• [What is required]:
Go through the material below and copy all lines with "Online".

**** Listing ****

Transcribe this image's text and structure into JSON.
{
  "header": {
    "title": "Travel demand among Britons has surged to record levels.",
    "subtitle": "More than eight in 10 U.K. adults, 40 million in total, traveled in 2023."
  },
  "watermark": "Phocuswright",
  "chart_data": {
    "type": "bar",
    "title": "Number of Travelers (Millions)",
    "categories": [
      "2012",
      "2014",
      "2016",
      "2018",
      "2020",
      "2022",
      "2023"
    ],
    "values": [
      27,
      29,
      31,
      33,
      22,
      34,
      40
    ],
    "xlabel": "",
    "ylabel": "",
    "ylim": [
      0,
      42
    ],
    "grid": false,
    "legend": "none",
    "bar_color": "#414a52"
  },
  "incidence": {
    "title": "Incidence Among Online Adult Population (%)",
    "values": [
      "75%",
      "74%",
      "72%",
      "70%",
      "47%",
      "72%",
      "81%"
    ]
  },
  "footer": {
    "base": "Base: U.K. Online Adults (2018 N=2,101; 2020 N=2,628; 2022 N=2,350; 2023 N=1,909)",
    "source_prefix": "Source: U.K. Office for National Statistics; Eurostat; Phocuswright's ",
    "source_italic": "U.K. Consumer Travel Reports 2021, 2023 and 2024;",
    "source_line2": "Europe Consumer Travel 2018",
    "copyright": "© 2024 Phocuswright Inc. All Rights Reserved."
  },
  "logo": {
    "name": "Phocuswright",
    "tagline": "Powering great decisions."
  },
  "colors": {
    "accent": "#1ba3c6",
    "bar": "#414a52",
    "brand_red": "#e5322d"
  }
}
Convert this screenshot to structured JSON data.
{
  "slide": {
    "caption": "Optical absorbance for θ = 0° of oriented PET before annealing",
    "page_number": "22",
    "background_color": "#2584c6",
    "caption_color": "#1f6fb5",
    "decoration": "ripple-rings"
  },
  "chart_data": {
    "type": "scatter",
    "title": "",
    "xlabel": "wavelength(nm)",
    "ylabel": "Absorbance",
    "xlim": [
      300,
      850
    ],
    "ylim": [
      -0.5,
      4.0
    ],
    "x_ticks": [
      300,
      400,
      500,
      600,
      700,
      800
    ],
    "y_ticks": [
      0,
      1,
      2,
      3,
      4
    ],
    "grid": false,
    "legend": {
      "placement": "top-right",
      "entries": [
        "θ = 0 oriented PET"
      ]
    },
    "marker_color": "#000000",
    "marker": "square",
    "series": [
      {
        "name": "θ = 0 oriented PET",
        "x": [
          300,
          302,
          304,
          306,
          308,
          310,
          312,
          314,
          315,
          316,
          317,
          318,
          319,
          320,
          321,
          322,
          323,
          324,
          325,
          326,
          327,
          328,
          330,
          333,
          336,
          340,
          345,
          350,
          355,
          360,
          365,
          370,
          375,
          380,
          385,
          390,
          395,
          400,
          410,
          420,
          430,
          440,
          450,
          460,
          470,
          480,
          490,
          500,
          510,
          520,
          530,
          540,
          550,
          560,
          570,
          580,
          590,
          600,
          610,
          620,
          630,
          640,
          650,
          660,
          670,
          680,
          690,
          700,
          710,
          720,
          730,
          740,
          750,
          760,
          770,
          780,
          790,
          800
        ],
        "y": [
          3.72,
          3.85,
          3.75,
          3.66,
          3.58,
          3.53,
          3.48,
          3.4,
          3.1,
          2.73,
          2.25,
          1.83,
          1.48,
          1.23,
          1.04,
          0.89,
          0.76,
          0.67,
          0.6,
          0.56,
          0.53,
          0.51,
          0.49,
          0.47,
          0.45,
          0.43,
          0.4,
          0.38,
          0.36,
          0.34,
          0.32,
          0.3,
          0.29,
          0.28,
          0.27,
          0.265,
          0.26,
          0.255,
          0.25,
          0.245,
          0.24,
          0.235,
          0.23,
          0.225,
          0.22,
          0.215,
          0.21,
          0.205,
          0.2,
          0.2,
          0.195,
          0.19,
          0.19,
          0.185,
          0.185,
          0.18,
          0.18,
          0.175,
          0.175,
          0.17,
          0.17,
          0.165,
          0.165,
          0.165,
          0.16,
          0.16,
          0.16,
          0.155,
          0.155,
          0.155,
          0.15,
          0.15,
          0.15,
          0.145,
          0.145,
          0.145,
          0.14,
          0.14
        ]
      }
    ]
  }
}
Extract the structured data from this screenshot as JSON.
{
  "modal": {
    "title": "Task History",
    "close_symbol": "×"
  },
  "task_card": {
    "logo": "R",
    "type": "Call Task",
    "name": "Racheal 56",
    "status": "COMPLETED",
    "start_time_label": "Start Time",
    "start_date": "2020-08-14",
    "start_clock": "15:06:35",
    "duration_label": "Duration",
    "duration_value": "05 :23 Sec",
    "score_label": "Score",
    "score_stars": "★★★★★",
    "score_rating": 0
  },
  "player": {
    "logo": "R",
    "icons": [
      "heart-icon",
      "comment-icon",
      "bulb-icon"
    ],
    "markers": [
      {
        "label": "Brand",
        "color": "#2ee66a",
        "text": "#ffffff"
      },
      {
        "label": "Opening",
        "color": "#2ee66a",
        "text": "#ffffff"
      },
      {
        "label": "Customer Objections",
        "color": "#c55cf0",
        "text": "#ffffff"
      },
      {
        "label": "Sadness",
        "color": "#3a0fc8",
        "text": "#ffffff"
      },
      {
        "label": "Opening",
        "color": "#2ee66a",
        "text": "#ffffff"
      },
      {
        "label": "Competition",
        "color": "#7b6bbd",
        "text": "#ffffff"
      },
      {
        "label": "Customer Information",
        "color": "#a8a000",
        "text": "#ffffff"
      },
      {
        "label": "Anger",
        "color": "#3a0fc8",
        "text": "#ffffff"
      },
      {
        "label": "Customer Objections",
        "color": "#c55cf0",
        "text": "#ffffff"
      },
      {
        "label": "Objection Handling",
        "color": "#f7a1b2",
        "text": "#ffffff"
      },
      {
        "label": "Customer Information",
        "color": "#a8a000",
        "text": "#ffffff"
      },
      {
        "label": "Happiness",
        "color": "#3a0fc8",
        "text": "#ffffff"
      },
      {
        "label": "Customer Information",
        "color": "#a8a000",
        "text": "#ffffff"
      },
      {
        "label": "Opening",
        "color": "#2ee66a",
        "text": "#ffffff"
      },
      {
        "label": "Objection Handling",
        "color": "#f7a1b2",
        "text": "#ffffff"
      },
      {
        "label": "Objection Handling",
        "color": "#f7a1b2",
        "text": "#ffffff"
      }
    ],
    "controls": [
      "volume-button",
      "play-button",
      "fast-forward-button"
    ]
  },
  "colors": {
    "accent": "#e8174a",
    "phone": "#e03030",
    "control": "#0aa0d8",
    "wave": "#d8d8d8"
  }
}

****

• [Result of this task]:
    "title": "Incidence Among Online Adult Population (%)",
    "base": "Base: U.K. Online Adults (2018 N=2,101; 2020 N=2,628; 2022 N=2,350; 2023 N=1,909)",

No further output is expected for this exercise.